* [Work instructions] Give the count of lines in the data that include "title", with no other words.

* [Data]
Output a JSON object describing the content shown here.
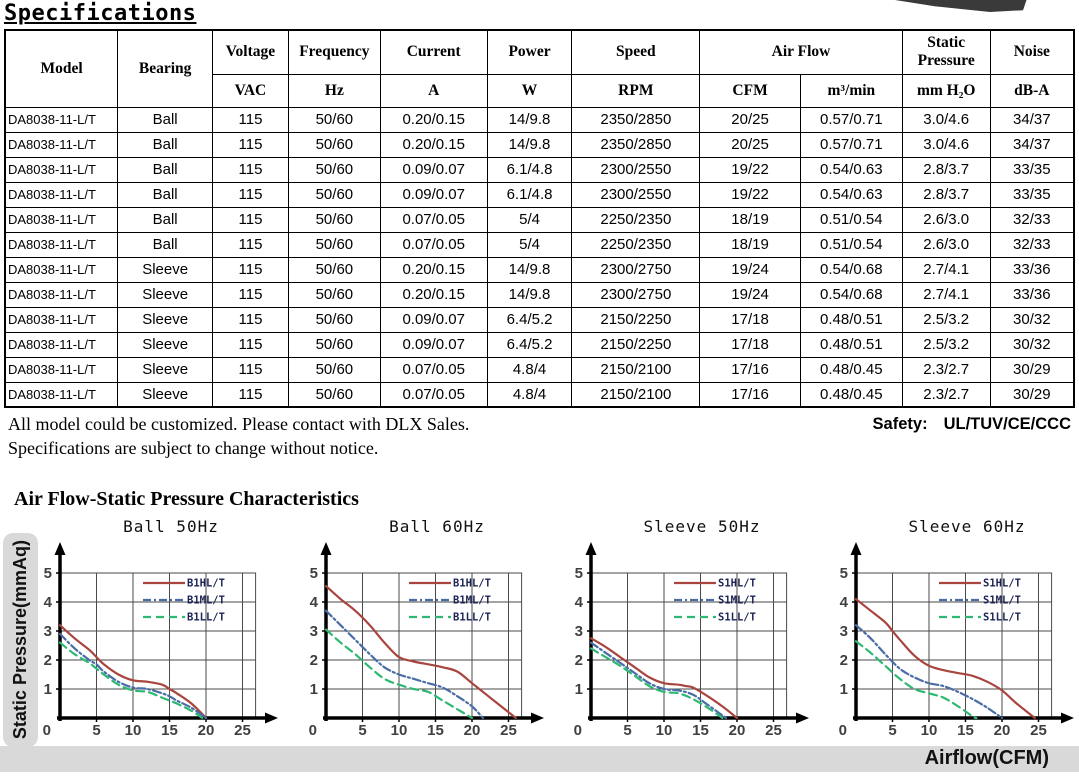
{
  "page": {
    "title": "Specifications",
    "notes": [
      "All model could be customized. Please contact with DLX Sales.",
      "Specifications are subject to change without notice."
    ],
    "safety_label": "Safety:",
    "safety_value": "UL/TUV/CE/CCC",
    "section_heading": "Air Flow-Static Pressure Characteristics"
  },
  "axes": {
    "ylabel": "Static Pressure(mmAq)",
    "xlabel": "Airflow(CFM)"
  },
  "colors": {
    "curve_red": "#a8453f",
    "curve_blue": "#4a6da7",
    "curve_green": "#2fb873",
    "legend_text": "#1b2355",
    "gray_bar": "#d9d9d9",
    "grid_line": "#4a4a4a",
    "tick_text": "#3f3f3f"
  },
  "table": {
    "header": {
      "model": "Model",
      "bearing": "Bearing",
      "voltage": {
        "label": "Voltage",
        "unit": "VAC"
      },
      "frequency": {
        "label": "Frequency",
        "unit": "Hz"
      },
      "current": {
        "label": "Current",
        "unit": "A"
      },
      "power": {
        "label": "Power",
        "unit": "W"
      },
      "speed": {
        "label": "Speed",
        "unit": "RPM"
      },
      "air_flow": {
        "label": "Air Flow",
        "unit_cfm": "CFM",
        "unit_m3": "m³/min"
      },
      "static_pressure": {
        "label": "Static Pressure",
        "unit": "mm H₂O"
      },
      "noise": {
        "label": "Noise",
        "unit": "dB-A"
      }
    },
    "rows": [
      [
        "DA8038-11-L/T",
        "Ball",
        "115",
        "50/60",
        "0.20/0.15",
        "14/9.8",
        "2350/2850",
        "20/25",
        "0.57/0.71",
        "3.0/4.6",
        "34/37"
      ],
      [
        "DA8038-11-L/T",
        "Ball",
        "115",
        "50/60",
        "0.20/0.15",
        "14/9.8",
        "2350/2850",
        "20/25",
        "0.57/0.71",
        "3.0/4.6",
        "34/37"
      ],
      [
        "DA8038-11-L/T",
        "Ball",
        "115",
        "50/60",
        "0.09/0.07",
        "6.1/4.8",
        "2300/2550",
        "19/22",
        "0.54/0.63",
        "2.8/3.7",
        "33/35"
      ],
      [
        "DA8038-11-L/T",
        "Ball",
        "115",
        "50/60",
        "0.09/0.07",
        "6.1/4.8",
        "2300/2550",
        "19/22",
        "0.54/0.63",
        "2.8/3.7",
        "33/35"
      ],
      [
        "DA8038-11-L/T",
        "Ball",
        "115",
        "50/60",
        "0.07/0.05",
        "5/4",
        "2250/2350",
        "18/19",
        "0.51/0.54",
        "2.6/3.0",
        "32/33"
      ],
      [
        "DA8038-11-L/T",
        "Ball",
        "115",
        "50/60",
        "0.07/0.05",
        "5/4",
        "2250/2350",
        "18/19",
        "0.51/0.54",
        "2.6/3.0",
        "32/33"
      ],
      [
        "DA8038-11-L/T",
        "Sleeve",
        "115",
        "50/60",
        "0.20/0.15",
        "14/9.8",
        "2300/2750",
        "19/24",
        "0.54/0.68",
        "2.7/4.1",
        "33/36"
      ],
      [
        "DA8038-11-L/T",
        "Sleeve",
        "115",
        "50/60",
        "0.20/0.15",
        "14/9.8",
        "2300/2750",
        "19/24",
        "0.54/0.68",
        "2.7/4.1",
        "33/36"
      ],
      [
        "DA8038-11-L/T",
        "Sleeve",
        "115",
        "50/60",
        "0.09/0.07",
        "6.4/5.2",
        "2150/2250",
        "17/18",
        "0.48/0.51",
        "2.5/3.2",
        "30/32"
      ],
      [
        "DA8038-11-L/T",
        "Sleeve",
        "115",
        "50/60",
        "0.09/0.07",
        "6.4/5.2",
        "2150/2250",
        "17/18",
        "0.48/0.51",
        "2.5/3.2",
        "30/32"
      ],
      [
        "DA8038-11-L/T",
        "Sleeve",
        "115",
        "50/60",
        "0.07/0.05",
        "4.8/4",
        "2150/2100",
        "17/16",
        "0.48/0.45",
        "2.3/2.7",
        "30/29"
      ],
      [
        "DA8038-11-L/T",
        "Sleeve",
        "115",
        "50/60",
        "0.07/0.05",
        "4.8/4",
        "2150/2100",
        "17/16",
        "0.48/0.45",
        "2.3/2.7",
        "30/29"
      ]
    ]
  },
  "chart_data": [
    {
      "type": "line",
      "title": "Ball 50Hz",
      "xlabel": "Airflow(CFM)",
      "ylabel": "Static Pressure(mmAq)",
      "xlim": [
        0,
        27
      ],
      "ylim": [
        0,
        5
      ],
      "xticks": [
        0,
        5,
        10,
        15,
        20,
        25
      ],
      "yticks": [
        0,
        1,
        2,
        3,
        4,
        5
      ],
      "grid": true,
      "legend_position": "top-right",
      "series": [
        {
          "name": "B1HL/T",
          "color": "#a8453f",
          "style": "solid",
          "points": [
            [
              0,
              3.2
            ],
            [
              2,
              2.75
            ],
            [
              4,
              2.35
            ],
            [
              5,
              2.1
            ],
            [
              6,
              1.85
            ],
            [
              8,
              1.5
            ],
            [
              10,
              1.3
            ],
            [
              12,
              1.25
            ],
            [
              14,
              1.15
            ],
            [
              15,
              1.0
            ],
            [
              16,
              0.85
            ],
            [
              18,
              0.5
            ],
            [
              20,
              0
            ]
          ]
        },
        {
          "name": "B1ML/T",
          "color": "#4a6da7",
          "style": "dash-dot",
          "points": [
            [
              0,
              2.9
            ],
            [
              2,
              2.4
            ],
            [
              4,
              2.0
            ],
            [
              5,
              1.85
            ],
            [
              6,
              1.6
            ],
            [
              8,
              1.25
            ],
            [
              10,
              1.05
            ],
            [
              12,
              1.0
            ],
            [
              14,
              0.85
            ],
            [
              15,
              0.75
            ],
            [
              16,
              0.6
            ],
            [
              18,
              0.35
            ],
            [
              20,
              0
            ]
          ]
        },
        {
          "name": "B1LL/T",
          "color": "#2fb873",
          "style": "dashed",
          "points": [
            [
              0,
              2.6
            ],
            [
              2,
              2.2
            ],
            [
              4,
              1.9
            ],
            [
              5,
              1.7
            ],
            [
              6,
              1.5
            ],
            [
              8,
              1.15
            ],
            [
              10,
              0.95
            ],
            [
              12,
              0.9
            ],
            [
              14,
              0.7
            ],
            [
              15,
              0.6
            ],
            [
              16,
              0.5
            ],
            [
              18,
              0.25
            ],
            [
              19.5,
              0
            ]
          ]
        }
      ]
    },
    {
      "type": "line",
      "title": "Ball 60Hz",
      "xlabel": "Airflow(CFM)",
      "ylabel": "Static Pressure(mmAq)",
      "xlim": [
        0,
        27
      ],
      "ylim": [
        0,
        5
      ],
      "xticks": [
        0,
        5,
        10,
        15,
        20,
        25
      ],
      "yticks": [
        0,
        1,
        2,
        3,
        4,
        5
      ],
      "grid": true,
      "legend_position": "top-right",
      "series": [
        {
          "name": "B1HL/T",
          "color": "#a8453f",
          "style": "solid",
          "points": [
            [
              0,
              4.55
            ],
            [
              2,
              4.1
            ],
            [
              4,
              3.7
            ],
            [
              6,
              3.2
            ],
            [
              7,
              2.9
            ],
            [
              8,
              2.6
            ],
            [
              10,
              2.1
            ],
            [
              12,
              1.95
            ],
            [
              14,
              1.85
            ],
            [
              16,
              1.75
            ],
            [
              18,
              1.6
            ],
            [
              20,
              1.2
            ],
            [
              22,
              0.8
            ],
            [
              24,
              0.4
            ],
            [
              26,
              0
            ]
          ]
        },
        {
          "name": "B1ML/T",
          "color": "#4a6da7",
          "style": "dash-dot",
          "points": [
            [
              0,
              3.7
            ],
            [
              2,
              3.2
            ],
            [
              4,
              2.7
            ],
            [
              6,
              2.2
            ],
            [
              8,
              1.75
            ],
            [
              10,
              1.5
            ],
            [
              12,
              1.35
            ],
            [
              14,
              1.2
            ],
            [
              16,
              1.05
            ],
            [
              18,
              0.75
            ],
            [
              20,
              0.4
            ],
            [
              21.5,
              0
            ]
          ]
        },
        {
          "name": "B1LL/T",
          "color": "#2fb873",
          "style": "dashed",
          "points": [
            [
              0,
              3.05
            ],
            [
              2,
              2.6
            ],
            [
              4,
              2.2
            ],
            [
              6,
              1.75
            ],
            [
              8,
              1.35
            ],
            [
              10,
              1.15
            ],
            [
              12,
              1.0
            ],
            [
              14,
              0.9
            ],
            [
              16,
              0.6
            ],
            [
              18,
              0.3
            ],
            [
              20,
              0
            ]
          ]
        }
      ]
    },
    {
      "type": "line",
      "title": "Sleeve 50Hz",
      "xlabel": "Airflow(CFM)",
      "ylabel": "Static Pressure(mmAq)",
      "xlim": [
        0,
        27
      ],
      "ylim": [
        0,
        5
      ],
      "xticks": [
        0,
        5,
        10,
        15,
        20,
        25
      ],
      "yticks": [
        0,
        1,
        2,
        3,
        4,
        5
      ],
      "grid": true,
      "legend_position": "top-right",
      "series": [
        {
          "name": "S1HL/T",
          "color": "#a8453f",
          "style": "solid",
          "points": [
            [
              0,
              2.75
            ],
            [
              2,
              2.45
            ],
            [
              4,
              2.1
            ],
            [
              6,
              1.75
            ],
            [
              8,
              1.4
            ],
            [
              10,
              1.2
            ],
            [
              12,
              1.15
            ],
            [
              13,
              1.1
            ],
            [
              14,
              1.05
            ],
            [
              16,
              0.75
            ],
            [
              18,
              0.4
            ],
            [
              20,
              0
            ]
          ]
        },
        {
          "name": "S1ML/T",
          "color": "#4a6da7",
          "style": "dash-dot",
          "points": [
            [
              0,
              2.6
            ],
            [
              2,
              2.25
            ],
            [
              4,
              1.9
            ],
            [
              6,
              1.55
            ],
            [
              8,
              1.2
            ],
            [
              10,
              1.0
            ],
            [
              12,
              0.95
            ],
            [
              14,
              0.8
            ],
            [
              16,
              0.45
            ],
            [
              18.5,
              0
            ]
          ]
        },
        {
          "name": "S1LL/T",
          "color": "#2fb873",
          "style": "dashed",
          "points": [
            [
              0,
              2.4
            ],
            [
              2,
              2.1
            ],
            [
              4,
              1.8
            ],
            [
              6,
              1.45
            ],
            [
              8,
              1.1
            ],
            [
              10,
              0.9
            ],
            [
              12,
              0.85
            ],
            [
              14,
              0.65
            ],
            [
              16,
              0.35
            ],
            [
              18,
              0
            ]
          ]
        }
      ]
    },
    {
      "type": "line",
      "title": "Sleeve 60Hz",
      "xlabel": "Airflow(CFM)",
      "ylabel": "Static Pressure(mmAq)",
      "xlim": [
        0,
        27
      ],
      "ylim": [
        0,
        5
      ],
      "xticks": [
        0,
        5,
        10,
        15,
        20,
        25
      ],
      "yticks": [
        0,
        1,
        2,
        3,
        4,
        5
      ],
      "grid": true,
      "legend_position": "top-right",
      "series": [
        {
          "name": "S1HL/T",
          "color": "#a8453f",
          "style": "solid",
          "points": [
            [
              0,
              4.1
            ],
            [
              2,
              3.7
            ],
            [
              4,
              3.3
            ],
            [
              5,
              3.0
            ],
            [
              6,
              2.7
            ],
            [
              8,
              2.15
            ],
            [
              10,
              1.8
            ],
            [
              12,
              1.65
            ],
            [
              14,
              1.55
            ],
            [
              16,
              1.45
            ],
            [
              18,
              1.25
            ],
            [
              20,
              0.95
            ],
            [
              22,
              0.5
            ],
            [
              24.5,
              0
            ]
          ]
        },
        {
          "name": "S1ML/T",
          "color": "#4a6da7",
          "style": "dash-dot",
          "points": [
            [
              0,
              3.2
            ],
            [
              2,
              2.75
            ],
            [
              4,
              2.2
            ],
            [
              6,
              1.7
            ],
            [
              8,
              1.4
            ],
            [
              10,
              1.2
            ],
            [
              12,
              1.1
            ],
            [
              14,
              0.9
            ],
            [
              16,
              0.65
            ],
            [
              18,
              0.35
            ],
            [
              20,
              0
            ]
          ]
        },
        {
          "name": "S1LL/T",
          "color": "#2fb873",
          "style": "dashed",
          "points": [
            [
              0,
              2.65
            ],
            [
              2,
              2.25
            ],
            [
              4,
              1.8
            ],
            [
              6,
              1.35
            ],
            [
              8,
              1.0
            ],
            [
              10,
              0.85
            ],
            [
              12,
              0.7
            ],
            [
              14,
              0.4
            ],
            [
              16,
              0.05
            ],
            [
              16.5,
              0
            ]
          ]
        }
      ]
    }
  ]
}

* [Correct response] 5